### [What you are asked to do]
Give every entry again, unchanged, and leave its images out.

+++++

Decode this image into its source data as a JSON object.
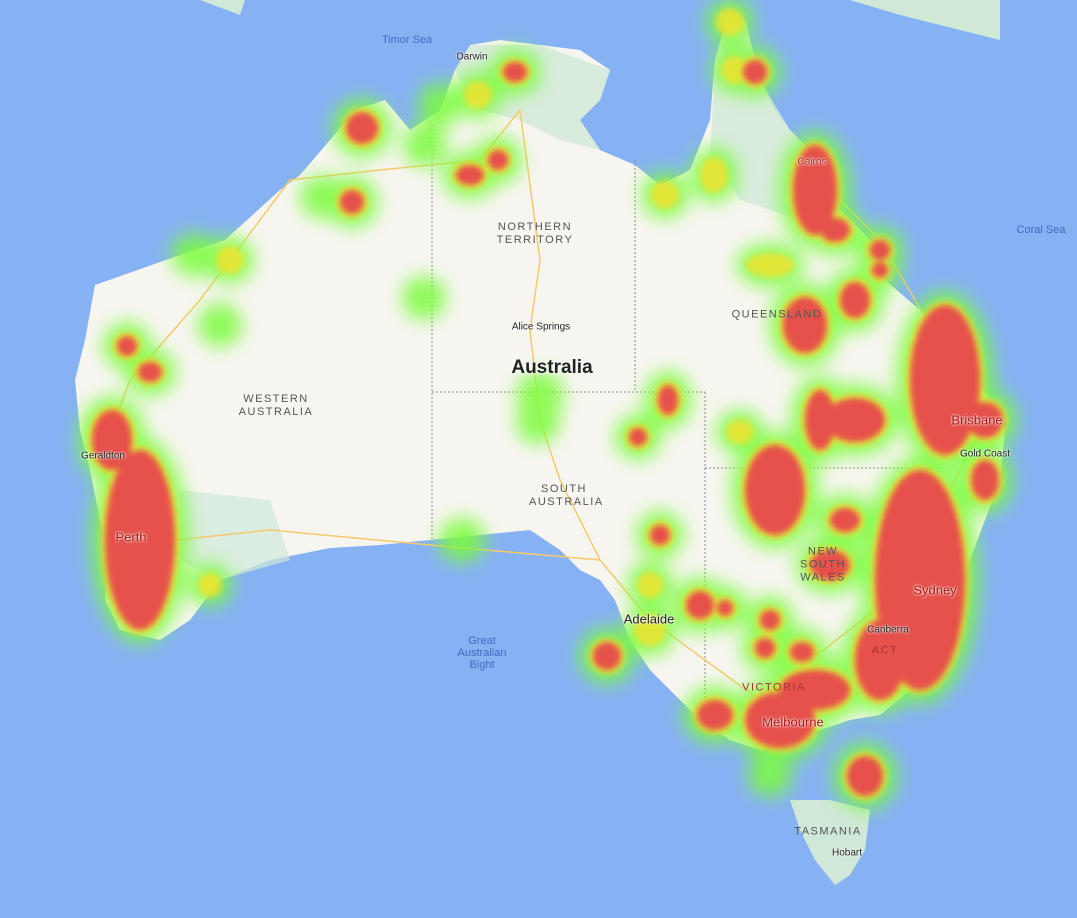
{
  "map": {
    "colors": {
      "water": "#86b1f3",
      "land": "#f7f5f0",
      "vegetation": "#cfe8d8",
      "heat_low": "#7cfc3c",
      "heat_mid": "#f5e12e",
      "heat_high": "#e8384f",
      "roads": "#f7c96b"
    },
    "seas": {
      "timor": "Timor Sea",
      "coral": "Coral Sea",
      "bight": "Great Australian Bight"
    },
    "country": "Australia",
    "states": {
      "nt": "NORTHERN TERRITORY",
      "wa": "WESTERN AUSTRALIA",
      "sa": "SOUTH AUSTRALIA",
      "qld": "QUEENSLAND",
      "nsw": "NEW SOUTH WALES",
      "vic": "VICTORIA",
      "act": "ACT",
      "tas": "TASMANIA"
    },
    "cities": {
      "darwin": "Darwin",
      "cairns": "Cairns",
      "alice": "Alice Springs",
      "brisbane": "Brisbane",
      "goldcoast": "Gold Coast",
      "sydney": "Sydney",
      "canberra": "Canberra",
      "melbourne": "Melbourne",
      "adelaide": "Adelaide",
      "perth": "Perth",
      "geraldton": "Geraldton",
      "hobart": "Hobart"
    }
  }
}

+++++

### [Response]
Decode this image into its source data as a JSON object.
{
  "map": {
    "colors": {
      "water": "#86b1f3",
      "land": "#f7f5f0",
      "vegetation": "#cfe8d8",
      "heat_low": "#7cfc3c",
      "heat_mid": "#f5e12e",
      "heat_high": "#e8384f",
      "roads": "#f7c96b"
    },
    "seas": {
      "timor": "Timor Sea",
      "coral": "Coral Sea",
      "bight": "Great Australian Bight"
    },
    "country": "Australia",
    "states": {
      "nt": "NORTHERN TERRITORY",
      "wa": "WESTERN AUSTRALIA",
      "sa": "SOUTH AUSTRALIA",
      "qld": "QUEENSLAND",
      "nsw": "NEW SOUTH WALES",
      "vic": "VICTORIA",
      "act": "ACT",
      "tas": "TASMANIA"
    },
    "cities": {
      "darwin": "Darwin",
      "cairns": "Cairns",
      "alice": "Alice Springs",
      "brisbane": "Brisbane",
      "goldcoast": "Gold Coast",
      "sydney": "Sydney",
      "canberra": "Canberra",
      "melbourne": "Melbourne",
      "adelaide": "Adelaide",
      "perth": "Perth",
      "geraldton": "Geraldton",
      "hobart": "Hobart"
    }
  }
}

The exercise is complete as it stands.